Aim »
How many of the lines contain the string "name"? Give the number, with no other words.
___ Items
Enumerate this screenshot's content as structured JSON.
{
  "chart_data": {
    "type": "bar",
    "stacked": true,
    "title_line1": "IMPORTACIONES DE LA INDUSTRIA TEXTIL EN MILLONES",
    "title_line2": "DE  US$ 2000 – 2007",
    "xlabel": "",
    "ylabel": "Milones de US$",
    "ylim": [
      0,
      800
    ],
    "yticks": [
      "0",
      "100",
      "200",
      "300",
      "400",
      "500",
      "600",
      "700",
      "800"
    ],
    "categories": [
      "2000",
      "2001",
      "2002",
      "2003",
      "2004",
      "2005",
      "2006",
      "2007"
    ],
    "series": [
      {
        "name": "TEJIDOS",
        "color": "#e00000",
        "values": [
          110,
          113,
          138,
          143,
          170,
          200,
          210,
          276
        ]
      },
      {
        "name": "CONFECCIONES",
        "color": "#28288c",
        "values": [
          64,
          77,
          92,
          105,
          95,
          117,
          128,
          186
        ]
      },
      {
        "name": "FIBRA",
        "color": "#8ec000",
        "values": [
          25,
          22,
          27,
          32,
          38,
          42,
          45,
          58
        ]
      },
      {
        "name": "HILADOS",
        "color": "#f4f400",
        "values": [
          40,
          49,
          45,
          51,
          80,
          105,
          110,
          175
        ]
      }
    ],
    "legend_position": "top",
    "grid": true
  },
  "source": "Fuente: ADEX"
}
______
Answer below »
4